Dataset.
>>>>
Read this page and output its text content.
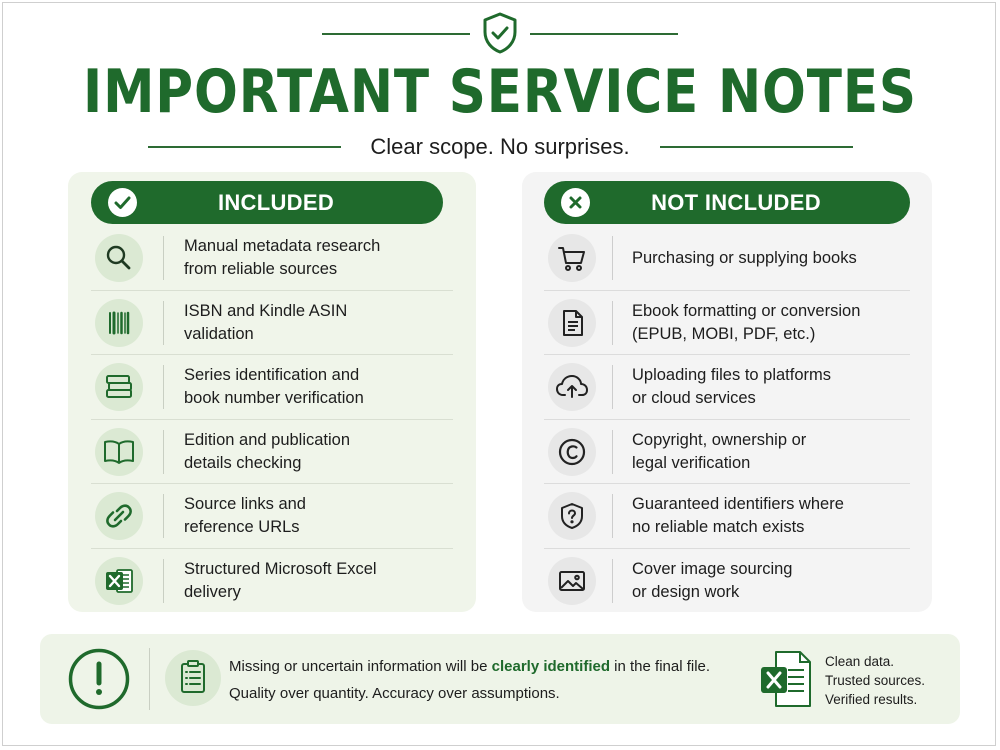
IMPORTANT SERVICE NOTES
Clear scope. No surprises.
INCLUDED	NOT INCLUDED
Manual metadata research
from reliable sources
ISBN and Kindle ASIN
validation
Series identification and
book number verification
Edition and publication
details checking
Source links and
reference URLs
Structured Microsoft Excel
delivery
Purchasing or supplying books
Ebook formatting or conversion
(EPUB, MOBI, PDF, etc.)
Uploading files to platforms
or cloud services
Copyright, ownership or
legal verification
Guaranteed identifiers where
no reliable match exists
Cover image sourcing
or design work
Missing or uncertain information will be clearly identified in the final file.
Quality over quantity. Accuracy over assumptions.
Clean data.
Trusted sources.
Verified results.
<<<<
>>>>
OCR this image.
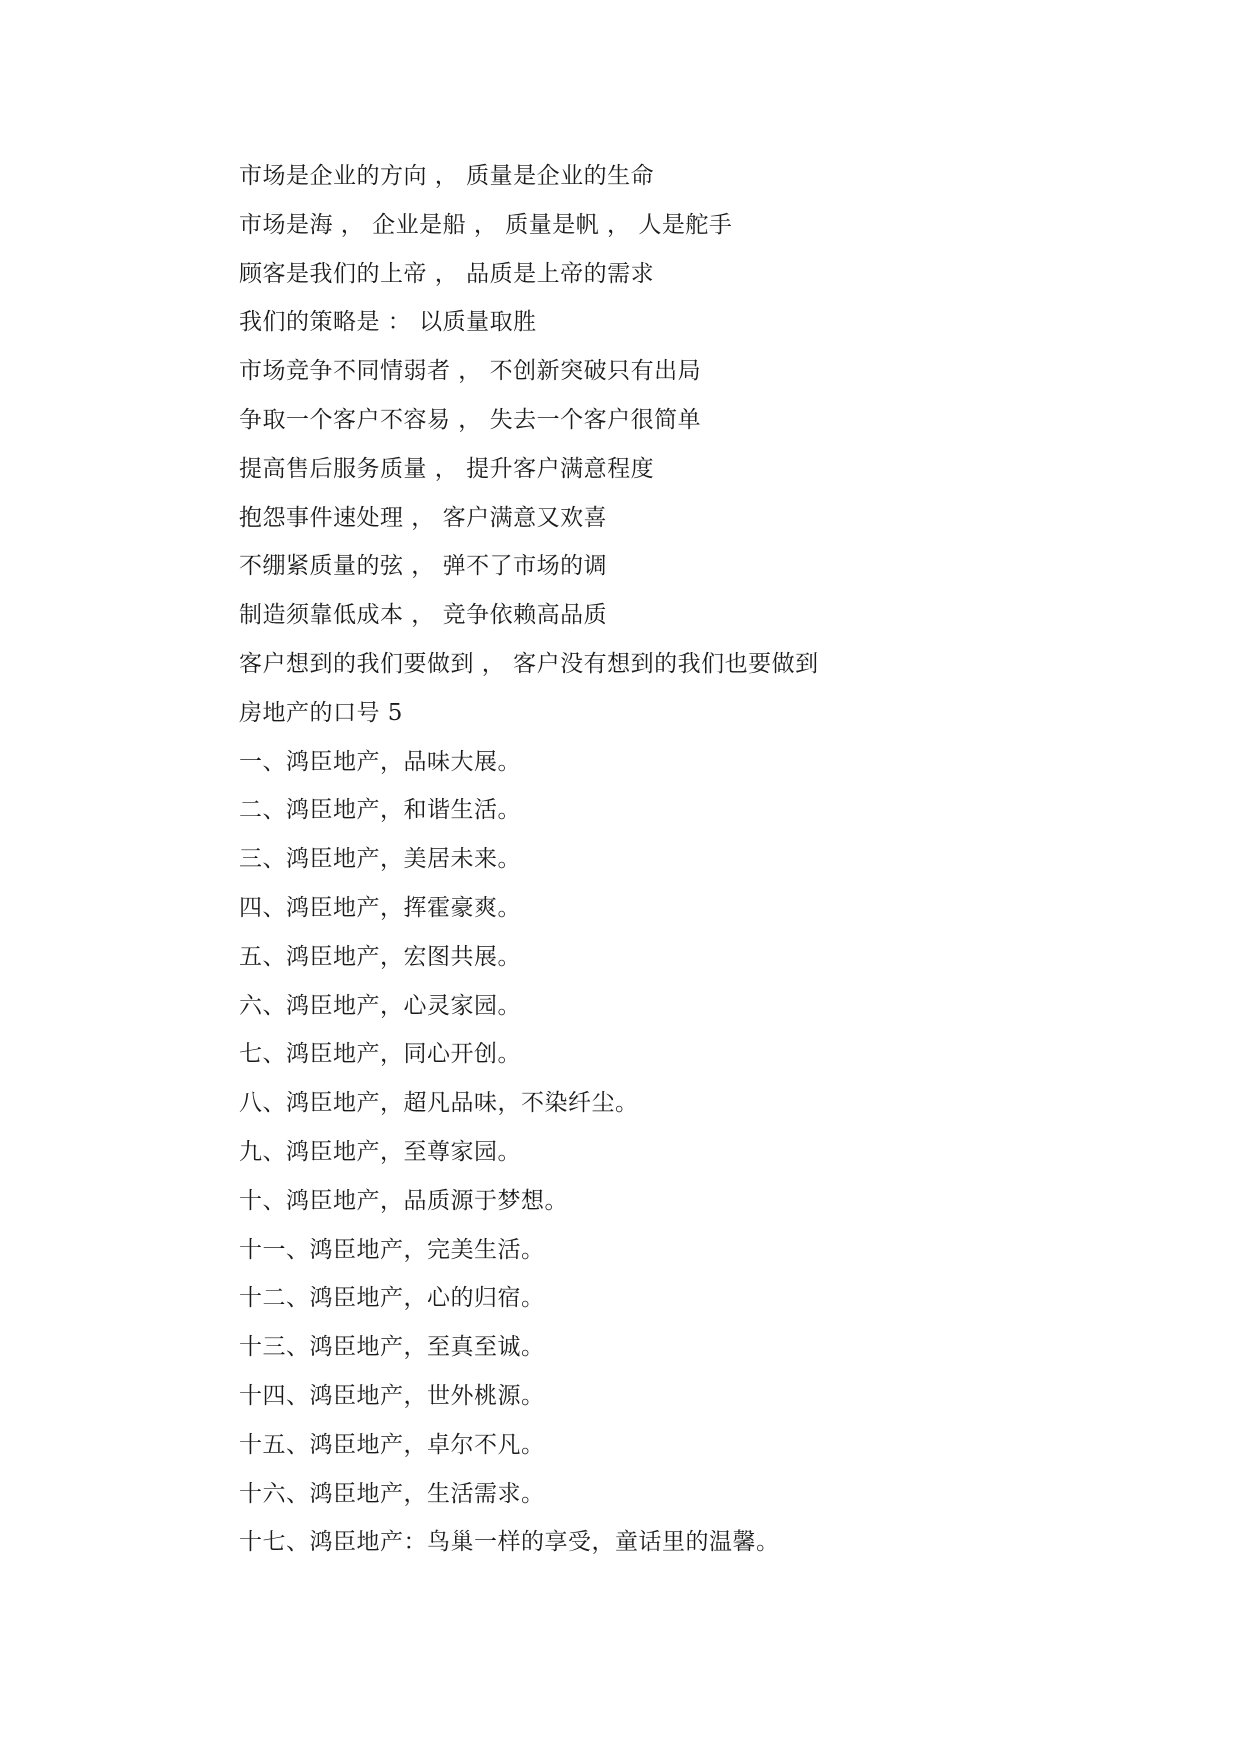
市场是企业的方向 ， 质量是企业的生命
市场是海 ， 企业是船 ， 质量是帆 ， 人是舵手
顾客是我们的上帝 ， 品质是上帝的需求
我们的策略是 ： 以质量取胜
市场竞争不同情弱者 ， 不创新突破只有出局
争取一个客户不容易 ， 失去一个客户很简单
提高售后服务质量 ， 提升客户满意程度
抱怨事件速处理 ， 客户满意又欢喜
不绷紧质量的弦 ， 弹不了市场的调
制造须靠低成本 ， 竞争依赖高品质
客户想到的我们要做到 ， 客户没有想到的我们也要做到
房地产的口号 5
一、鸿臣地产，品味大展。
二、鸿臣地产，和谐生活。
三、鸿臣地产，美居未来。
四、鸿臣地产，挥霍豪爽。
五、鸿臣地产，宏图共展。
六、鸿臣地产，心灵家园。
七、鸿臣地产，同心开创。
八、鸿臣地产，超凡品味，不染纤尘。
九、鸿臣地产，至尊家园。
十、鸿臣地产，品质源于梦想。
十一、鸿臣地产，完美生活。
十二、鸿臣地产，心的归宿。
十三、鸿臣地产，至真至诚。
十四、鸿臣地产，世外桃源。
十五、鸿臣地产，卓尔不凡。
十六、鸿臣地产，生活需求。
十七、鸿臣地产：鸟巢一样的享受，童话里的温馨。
<<<<
>>>>
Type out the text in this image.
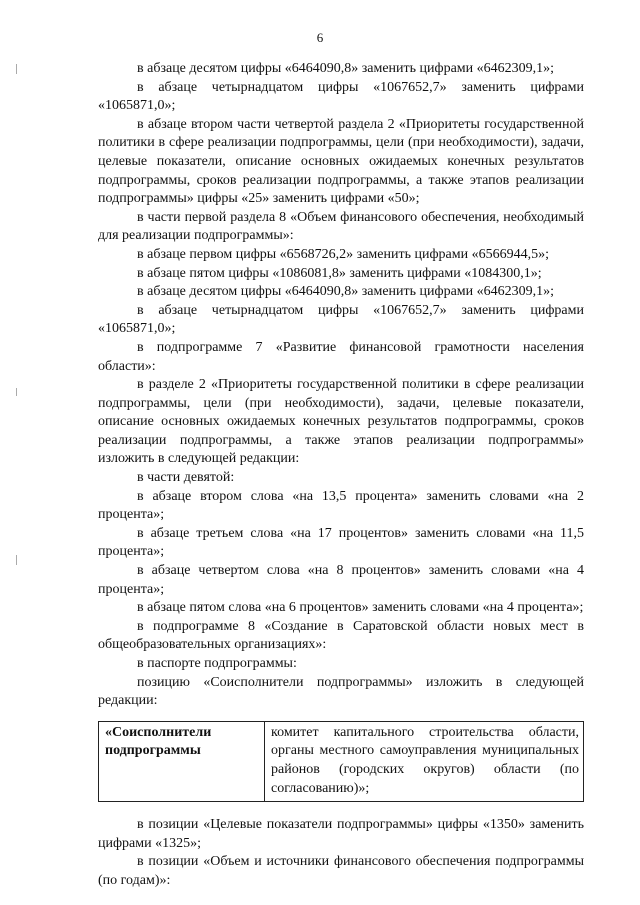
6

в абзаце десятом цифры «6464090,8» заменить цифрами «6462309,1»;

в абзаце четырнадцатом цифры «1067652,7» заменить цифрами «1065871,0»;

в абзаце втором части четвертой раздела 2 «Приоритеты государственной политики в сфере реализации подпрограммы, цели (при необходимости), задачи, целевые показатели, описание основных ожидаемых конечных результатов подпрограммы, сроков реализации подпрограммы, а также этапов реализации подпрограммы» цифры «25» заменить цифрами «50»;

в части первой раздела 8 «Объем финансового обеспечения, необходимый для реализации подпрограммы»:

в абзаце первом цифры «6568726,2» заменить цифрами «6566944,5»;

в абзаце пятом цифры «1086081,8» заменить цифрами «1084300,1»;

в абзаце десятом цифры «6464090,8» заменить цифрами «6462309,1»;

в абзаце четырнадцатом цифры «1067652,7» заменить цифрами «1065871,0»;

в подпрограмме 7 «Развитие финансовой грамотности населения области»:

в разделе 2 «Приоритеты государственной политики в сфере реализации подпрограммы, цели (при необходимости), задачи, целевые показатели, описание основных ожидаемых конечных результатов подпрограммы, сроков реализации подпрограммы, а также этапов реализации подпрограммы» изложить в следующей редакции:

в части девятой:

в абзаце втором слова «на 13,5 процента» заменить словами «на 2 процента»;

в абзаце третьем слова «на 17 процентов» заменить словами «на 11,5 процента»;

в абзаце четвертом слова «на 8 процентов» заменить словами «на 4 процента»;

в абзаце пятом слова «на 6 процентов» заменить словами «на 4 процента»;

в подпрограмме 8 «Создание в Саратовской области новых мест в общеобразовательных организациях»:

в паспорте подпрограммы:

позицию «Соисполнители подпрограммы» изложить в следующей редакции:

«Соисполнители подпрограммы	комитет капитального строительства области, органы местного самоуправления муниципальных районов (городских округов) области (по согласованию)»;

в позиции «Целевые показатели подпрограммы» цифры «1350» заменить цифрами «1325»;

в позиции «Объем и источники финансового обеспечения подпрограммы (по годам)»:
<<<<
What needs to be done.
Search the lines for the string "цели" and copy every line that has it.

Solution to this task.
в абзаце втором части четвертой раздела 2 «Приоритеты государственной политики в сфере реализации подпрограммы, цели (при необходимости), задачи, целевые показатели, описание основных ожидаемых конечных результатов подпрограммы, сроков реализации подпрограммы, а также этапов реализации подпрограммы» цифры «25» заменить цифрами «50»;
в разделе 2 «Приоритеты государственной политики в сфере реализации подпрограммы, цели (при необходимости), задачи, целевые показатели, описание основных ожидаемых конечных результатов подпрограммы, сроков реализации подпрограммы, а также этапов реализации подпрограммы» изложить в следующей редакции:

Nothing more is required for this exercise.